===== Given data

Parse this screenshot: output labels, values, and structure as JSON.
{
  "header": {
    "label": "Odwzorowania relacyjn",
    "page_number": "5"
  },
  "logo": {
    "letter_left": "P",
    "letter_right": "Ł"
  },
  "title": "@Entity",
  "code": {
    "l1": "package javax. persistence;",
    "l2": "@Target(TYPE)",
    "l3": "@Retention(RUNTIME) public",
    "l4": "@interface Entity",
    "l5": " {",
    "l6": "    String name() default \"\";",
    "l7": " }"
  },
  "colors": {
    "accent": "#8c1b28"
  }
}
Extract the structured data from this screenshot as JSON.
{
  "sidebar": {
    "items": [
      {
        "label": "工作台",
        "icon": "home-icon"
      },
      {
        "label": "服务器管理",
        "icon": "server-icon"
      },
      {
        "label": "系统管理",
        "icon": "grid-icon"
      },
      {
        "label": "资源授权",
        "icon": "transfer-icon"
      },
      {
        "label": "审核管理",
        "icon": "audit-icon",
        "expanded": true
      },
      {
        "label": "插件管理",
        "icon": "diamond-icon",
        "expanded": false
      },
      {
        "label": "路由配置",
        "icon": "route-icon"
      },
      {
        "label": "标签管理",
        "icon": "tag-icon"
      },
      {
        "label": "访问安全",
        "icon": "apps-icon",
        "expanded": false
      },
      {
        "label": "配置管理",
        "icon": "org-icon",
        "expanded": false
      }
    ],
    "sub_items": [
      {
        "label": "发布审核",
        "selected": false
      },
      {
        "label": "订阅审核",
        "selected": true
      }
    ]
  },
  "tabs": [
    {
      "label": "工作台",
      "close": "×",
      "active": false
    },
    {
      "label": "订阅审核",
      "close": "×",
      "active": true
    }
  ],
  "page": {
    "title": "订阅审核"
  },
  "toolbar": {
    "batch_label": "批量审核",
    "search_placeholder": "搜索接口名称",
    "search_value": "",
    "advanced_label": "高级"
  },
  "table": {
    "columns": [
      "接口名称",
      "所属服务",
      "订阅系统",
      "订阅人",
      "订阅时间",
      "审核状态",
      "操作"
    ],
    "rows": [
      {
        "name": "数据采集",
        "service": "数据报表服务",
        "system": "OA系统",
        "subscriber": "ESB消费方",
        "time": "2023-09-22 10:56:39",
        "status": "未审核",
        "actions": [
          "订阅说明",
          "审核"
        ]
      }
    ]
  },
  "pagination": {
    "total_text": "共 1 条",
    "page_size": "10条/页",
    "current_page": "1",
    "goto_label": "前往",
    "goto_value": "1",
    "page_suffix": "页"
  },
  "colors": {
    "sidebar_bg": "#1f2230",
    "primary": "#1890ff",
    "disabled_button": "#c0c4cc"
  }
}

==========

Copy all of the data. Keep every word exactly as it is.

Parse this screenshot: output labels, values, and structure as JSON.
{
  "header": {
    "label": "Odwzorowania relacyjn",
    "page_number": "5"
  },
  "logo": {
    "letter_left": "P",
    "letter_right": "Ł"
  },
  "title": "@Entity",
  "code": {
    "l1": "package javax. persistence;",
    "l2": "@Target(TYPE)",
    "l3": "@Retention(RUNTIME) public",
    "l4": "@interface Entity",
    "l5": " {",
    "l6": "    String name() default \"\";",
    "l7": " }"
  },
  "colors": {
    "accent": "#8c1b28"
  }
}
Extract the structured data from this screenshot as JSON.
{
  "sidebar": {
    "items": [
      {
        "label": "工作台",
        "icon": "home-icon"
      },
      {
        "label": "服务器管理",
        "icon": "server-icon"
      },
      {
        "label": "系统管理",
        "icon": "grid-icon"
      },
      {
        "label": "资源授权",
        "icon": "transfer-icon"
      },
      {
        "label": "审核管理",
        "icon": "audit-icon",
        "expanded": true
      },
      {
        "label": "插件管理",
        "icon": "diamond-icon",
        "expanded": false
      },
      {
        "label": "路由配置",
        "icon": "route-icon"
      },
      {
        "label": "标签管理",
        "icon": "tag-icon"
      },
      {
        "label": "访问安全",
        "icon": "apps-icon",
        "expanded": false
      },
      {
        "label": "配置管理",
        "icon": "org-icon",
        "expanded": false
      }
    ],
    "sub_items": [
      {
        "label": "发布审核",
        "selected": false
      },
      {
        "label": "订阅审核",
        "selected": true
      }
    ]
  },
  "tabs": [
    {
      "label": "工作台",
      "close": "×",
      "active": false
    },
    {
      "label": "订阅审核",
      "close": "×",
      "active": true
    }
  ],
  "page": {
    "title": "订阅审核"
  },
  "toolbar": {
    "batch_label": "批量审核",
    "search_placeholder": "搜索接口名称",
    "search_value": "",
    "advanced_label": "高级"
  },
  "table": {
    "columns": [
      "接口名称",
      "所属服务",
      "订阅系统",
      "订阅人",
      "订阅时间",
      "审核状态",
      "操作"
    ],
    "rows": [
      {
        "name": "数据采集",
        "service": "数据报表服务",
        "system": "OA系统",
        "subscriber": "ESB消费方",
        "time": "2023-09-22 10:56:39",
        "status": "未审核",
        "actions": [
          "订阅说明",
          "审核"
        ]
      }
    ]
  },
  "pagination": {
    "total_text": "共 1 条",
    "page_size": "10条/页",
    "current_page": "1",
    "goto_label": "前往",
    "goto_value": "1",
    "page_suffix": "页"
  },
  "colors": {
    "sidebar_bg": "#1f2230",
    "primary": "#1890ff",
    "disabled_button": "#c0c4cc"
  }
}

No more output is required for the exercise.